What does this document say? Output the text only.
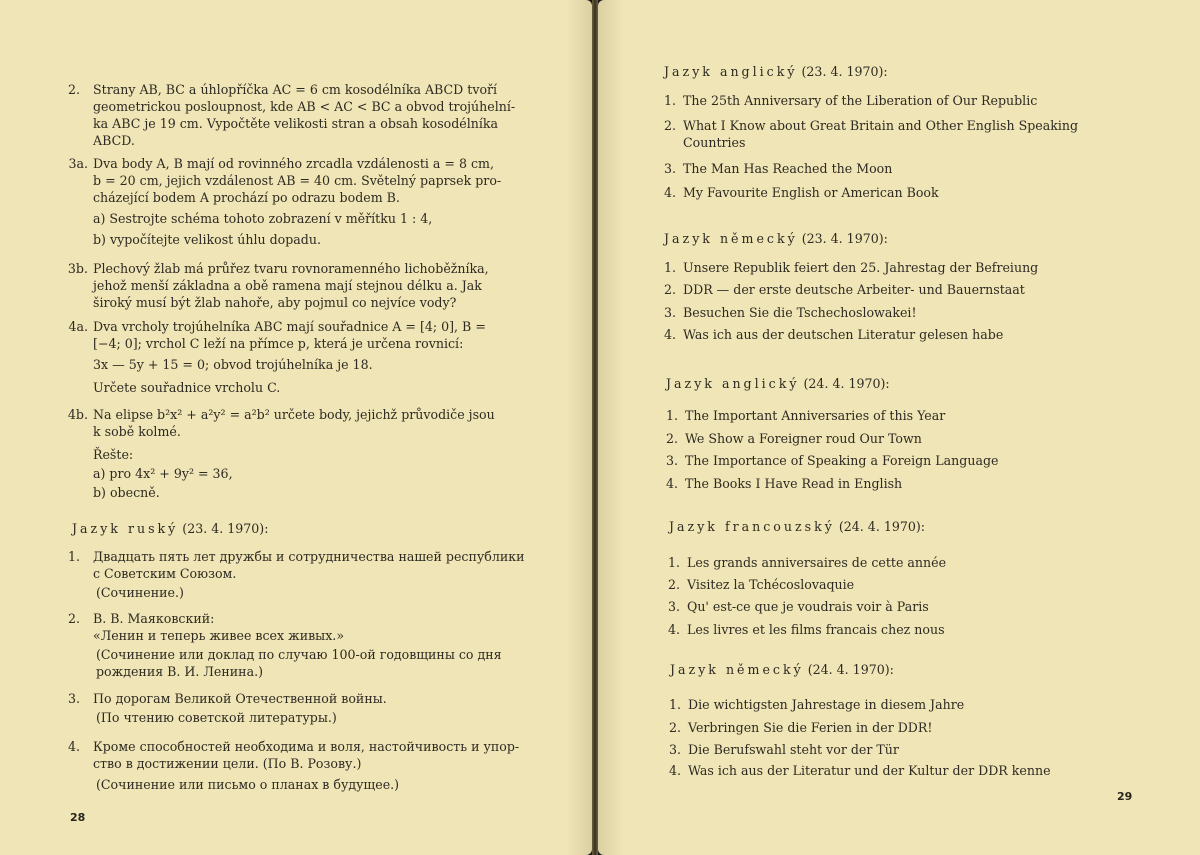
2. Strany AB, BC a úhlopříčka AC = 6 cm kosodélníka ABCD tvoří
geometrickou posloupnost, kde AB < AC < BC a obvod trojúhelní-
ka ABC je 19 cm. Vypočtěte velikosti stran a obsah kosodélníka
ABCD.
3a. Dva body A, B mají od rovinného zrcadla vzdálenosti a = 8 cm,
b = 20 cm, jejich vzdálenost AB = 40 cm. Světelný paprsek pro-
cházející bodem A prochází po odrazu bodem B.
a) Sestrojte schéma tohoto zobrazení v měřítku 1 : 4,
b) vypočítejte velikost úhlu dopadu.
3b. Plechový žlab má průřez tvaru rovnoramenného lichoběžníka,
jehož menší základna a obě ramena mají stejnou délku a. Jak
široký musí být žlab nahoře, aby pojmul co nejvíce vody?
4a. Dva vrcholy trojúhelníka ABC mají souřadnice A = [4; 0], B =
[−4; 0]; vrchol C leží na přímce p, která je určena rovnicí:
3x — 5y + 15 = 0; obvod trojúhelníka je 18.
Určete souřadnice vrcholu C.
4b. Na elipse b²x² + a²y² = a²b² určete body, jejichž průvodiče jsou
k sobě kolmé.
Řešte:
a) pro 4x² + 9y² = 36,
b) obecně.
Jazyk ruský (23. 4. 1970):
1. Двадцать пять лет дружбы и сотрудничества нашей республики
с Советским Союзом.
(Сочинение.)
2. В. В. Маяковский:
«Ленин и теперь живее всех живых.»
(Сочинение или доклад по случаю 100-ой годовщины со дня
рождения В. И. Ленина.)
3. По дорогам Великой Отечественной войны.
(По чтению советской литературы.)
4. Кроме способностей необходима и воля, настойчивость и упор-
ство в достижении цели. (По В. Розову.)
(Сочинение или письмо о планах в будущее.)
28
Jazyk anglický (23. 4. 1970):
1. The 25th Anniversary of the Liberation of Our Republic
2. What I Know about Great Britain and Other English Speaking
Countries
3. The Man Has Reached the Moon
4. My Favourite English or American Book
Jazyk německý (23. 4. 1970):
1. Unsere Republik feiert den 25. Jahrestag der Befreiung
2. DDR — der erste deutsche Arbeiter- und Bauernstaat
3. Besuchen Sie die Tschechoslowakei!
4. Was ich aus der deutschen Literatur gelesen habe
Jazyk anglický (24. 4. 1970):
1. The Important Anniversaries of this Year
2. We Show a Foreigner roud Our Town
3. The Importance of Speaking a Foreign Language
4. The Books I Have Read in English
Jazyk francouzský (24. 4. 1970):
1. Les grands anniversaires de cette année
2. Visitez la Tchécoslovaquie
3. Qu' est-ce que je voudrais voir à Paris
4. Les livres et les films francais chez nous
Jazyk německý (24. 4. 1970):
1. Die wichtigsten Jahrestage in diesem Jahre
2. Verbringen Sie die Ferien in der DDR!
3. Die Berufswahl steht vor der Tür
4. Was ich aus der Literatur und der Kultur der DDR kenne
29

──────

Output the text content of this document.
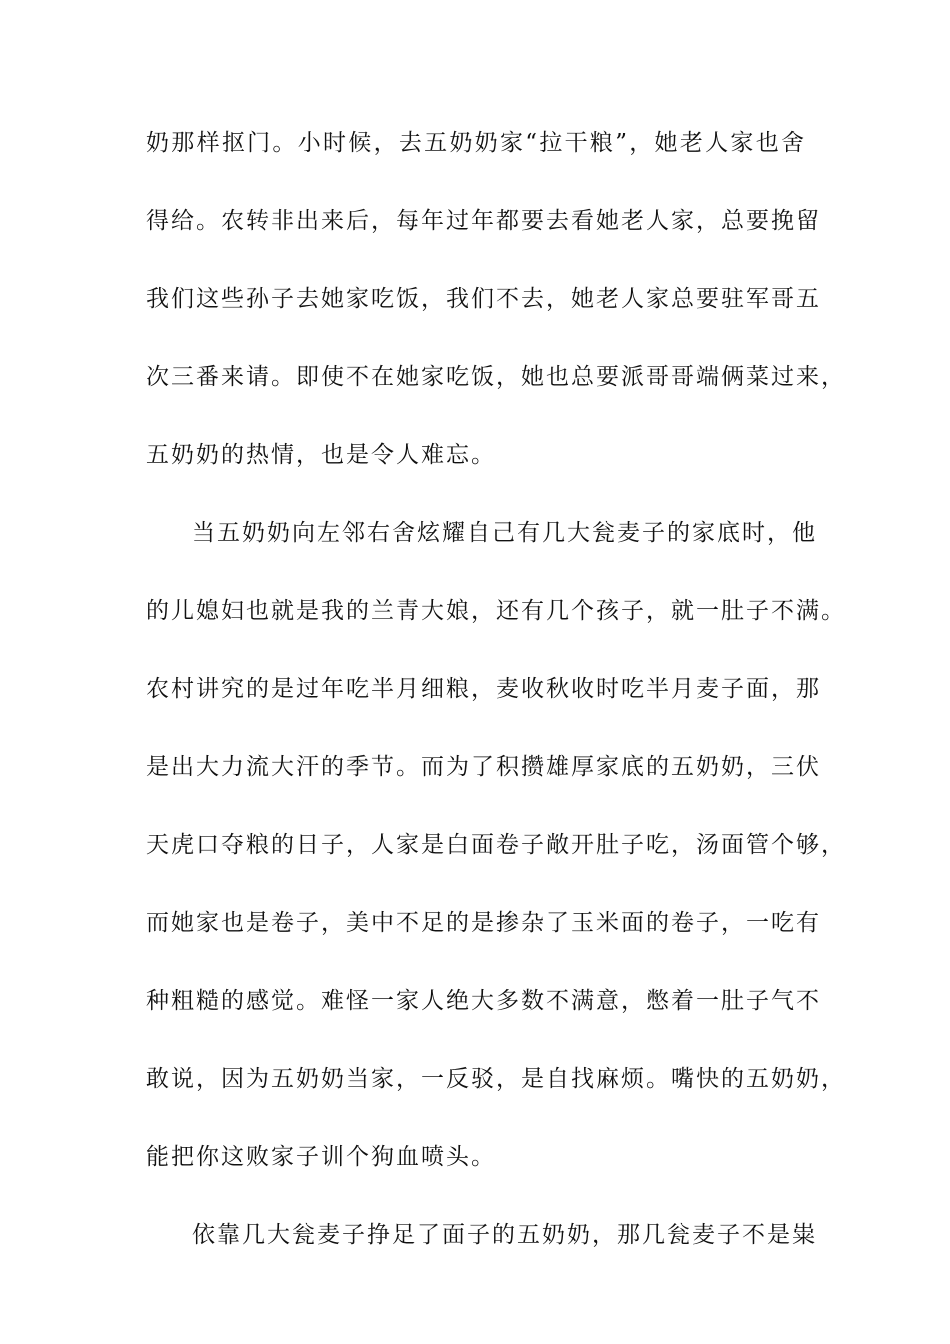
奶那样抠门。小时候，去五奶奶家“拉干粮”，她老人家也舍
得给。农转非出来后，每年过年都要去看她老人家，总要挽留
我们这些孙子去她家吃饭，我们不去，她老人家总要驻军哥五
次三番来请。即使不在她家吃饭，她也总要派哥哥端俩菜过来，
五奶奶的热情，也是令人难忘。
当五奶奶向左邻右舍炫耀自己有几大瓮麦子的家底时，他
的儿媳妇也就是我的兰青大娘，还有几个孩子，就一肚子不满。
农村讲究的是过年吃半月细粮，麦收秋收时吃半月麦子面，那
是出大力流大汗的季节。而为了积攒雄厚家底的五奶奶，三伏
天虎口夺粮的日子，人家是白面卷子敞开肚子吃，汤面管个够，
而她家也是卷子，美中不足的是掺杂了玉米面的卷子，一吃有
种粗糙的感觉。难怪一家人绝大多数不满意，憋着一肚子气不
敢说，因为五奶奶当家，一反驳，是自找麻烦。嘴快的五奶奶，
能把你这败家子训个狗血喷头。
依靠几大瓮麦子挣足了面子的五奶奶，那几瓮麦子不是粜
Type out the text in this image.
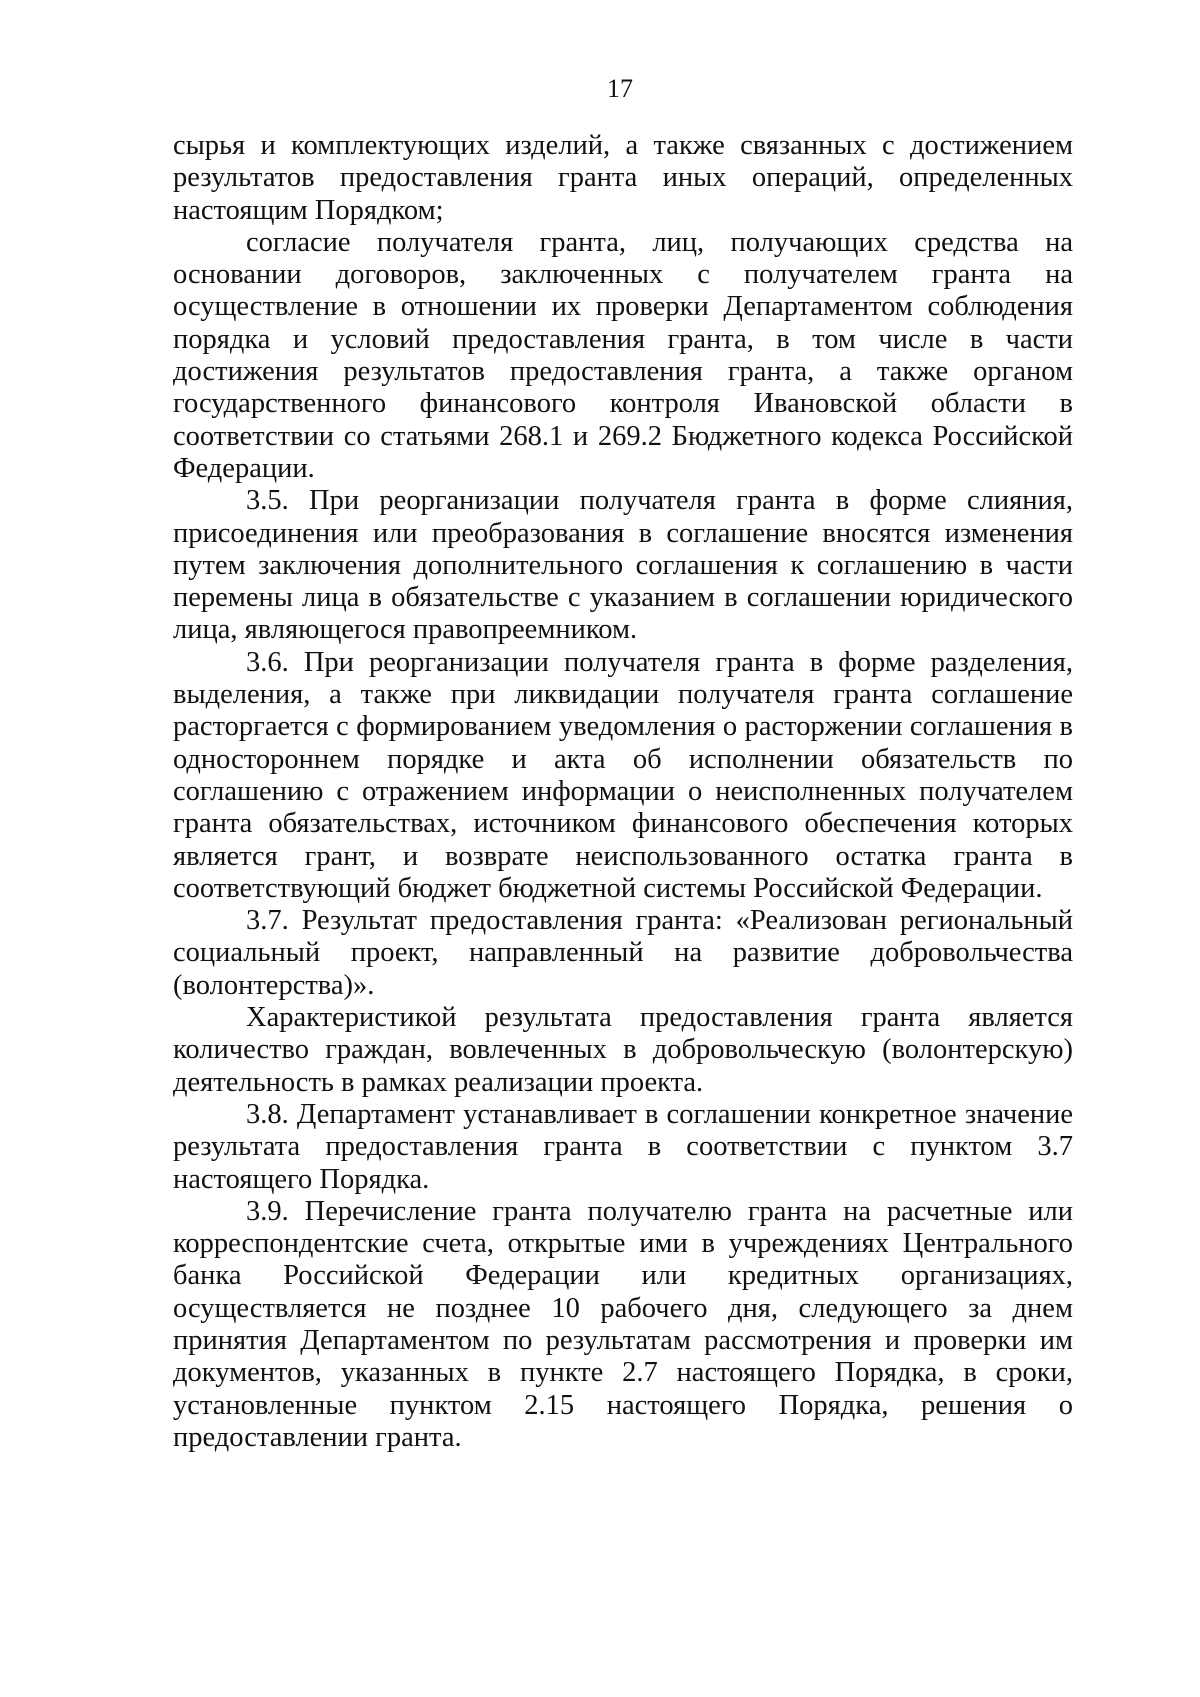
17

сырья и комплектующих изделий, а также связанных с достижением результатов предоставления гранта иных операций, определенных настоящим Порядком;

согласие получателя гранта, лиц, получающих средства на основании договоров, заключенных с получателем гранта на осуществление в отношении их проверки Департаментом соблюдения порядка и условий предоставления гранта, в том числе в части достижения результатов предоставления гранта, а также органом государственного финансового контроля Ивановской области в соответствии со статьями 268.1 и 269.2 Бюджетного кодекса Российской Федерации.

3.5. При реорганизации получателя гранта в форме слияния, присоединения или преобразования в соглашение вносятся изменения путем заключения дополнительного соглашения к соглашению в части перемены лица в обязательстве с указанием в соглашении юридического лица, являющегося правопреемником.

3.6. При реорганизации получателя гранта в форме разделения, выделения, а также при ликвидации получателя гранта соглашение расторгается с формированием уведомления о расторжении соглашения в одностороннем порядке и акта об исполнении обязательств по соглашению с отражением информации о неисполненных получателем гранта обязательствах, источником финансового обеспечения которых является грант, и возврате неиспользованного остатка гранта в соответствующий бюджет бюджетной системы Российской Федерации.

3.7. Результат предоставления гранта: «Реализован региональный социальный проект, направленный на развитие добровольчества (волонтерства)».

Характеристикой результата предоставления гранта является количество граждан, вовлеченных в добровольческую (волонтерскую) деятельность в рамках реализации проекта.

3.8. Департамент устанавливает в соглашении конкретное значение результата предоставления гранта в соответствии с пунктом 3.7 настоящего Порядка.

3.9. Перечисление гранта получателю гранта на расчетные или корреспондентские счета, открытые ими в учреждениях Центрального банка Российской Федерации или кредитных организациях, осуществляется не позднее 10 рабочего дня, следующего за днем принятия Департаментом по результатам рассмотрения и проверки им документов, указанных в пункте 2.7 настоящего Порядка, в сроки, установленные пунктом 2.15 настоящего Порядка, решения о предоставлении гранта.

──────

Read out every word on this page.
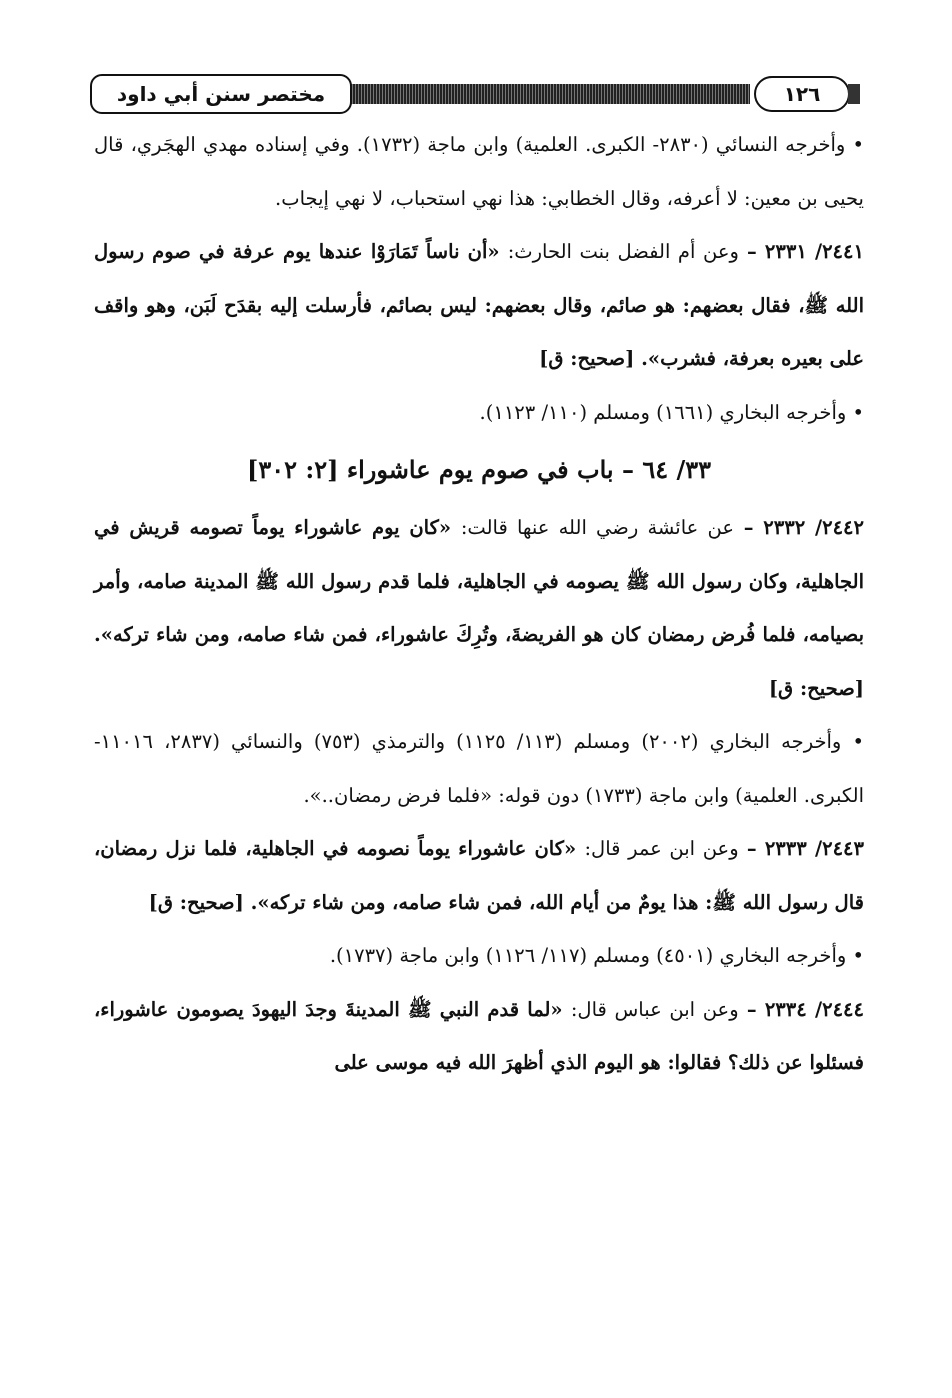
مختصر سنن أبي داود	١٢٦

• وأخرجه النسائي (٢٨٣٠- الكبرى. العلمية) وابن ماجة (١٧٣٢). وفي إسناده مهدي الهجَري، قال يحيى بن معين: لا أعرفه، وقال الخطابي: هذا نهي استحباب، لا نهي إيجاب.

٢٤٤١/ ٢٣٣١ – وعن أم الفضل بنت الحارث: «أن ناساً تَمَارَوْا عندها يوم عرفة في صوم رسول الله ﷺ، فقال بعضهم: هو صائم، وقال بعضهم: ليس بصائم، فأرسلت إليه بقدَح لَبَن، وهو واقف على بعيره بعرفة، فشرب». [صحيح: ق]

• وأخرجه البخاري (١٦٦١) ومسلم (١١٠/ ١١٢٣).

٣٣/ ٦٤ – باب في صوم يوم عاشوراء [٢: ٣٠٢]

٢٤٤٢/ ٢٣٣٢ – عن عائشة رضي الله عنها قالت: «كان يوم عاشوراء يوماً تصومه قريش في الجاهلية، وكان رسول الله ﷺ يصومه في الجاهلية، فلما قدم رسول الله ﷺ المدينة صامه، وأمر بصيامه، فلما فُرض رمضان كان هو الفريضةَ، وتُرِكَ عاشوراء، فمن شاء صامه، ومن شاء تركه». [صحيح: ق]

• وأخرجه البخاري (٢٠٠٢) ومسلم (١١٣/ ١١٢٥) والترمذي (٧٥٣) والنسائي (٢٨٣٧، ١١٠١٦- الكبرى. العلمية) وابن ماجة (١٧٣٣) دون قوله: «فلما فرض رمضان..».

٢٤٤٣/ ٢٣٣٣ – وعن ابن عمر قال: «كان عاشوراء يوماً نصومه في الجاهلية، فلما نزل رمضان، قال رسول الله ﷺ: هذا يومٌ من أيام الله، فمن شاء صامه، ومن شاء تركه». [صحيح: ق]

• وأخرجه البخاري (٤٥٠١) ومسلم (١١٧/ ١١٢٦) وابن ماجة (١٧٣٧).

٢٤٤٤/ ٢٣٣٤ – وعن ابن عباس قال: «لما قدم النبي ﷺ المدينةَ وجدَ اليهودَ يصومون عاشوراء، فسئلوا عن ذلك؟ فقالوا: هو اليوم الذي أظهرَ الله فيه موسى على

──────

- _Direction_
Pull out each line holding the string "document".

- _Solution to this task_
What does this document say? Output the text only.
Output the text content of this document.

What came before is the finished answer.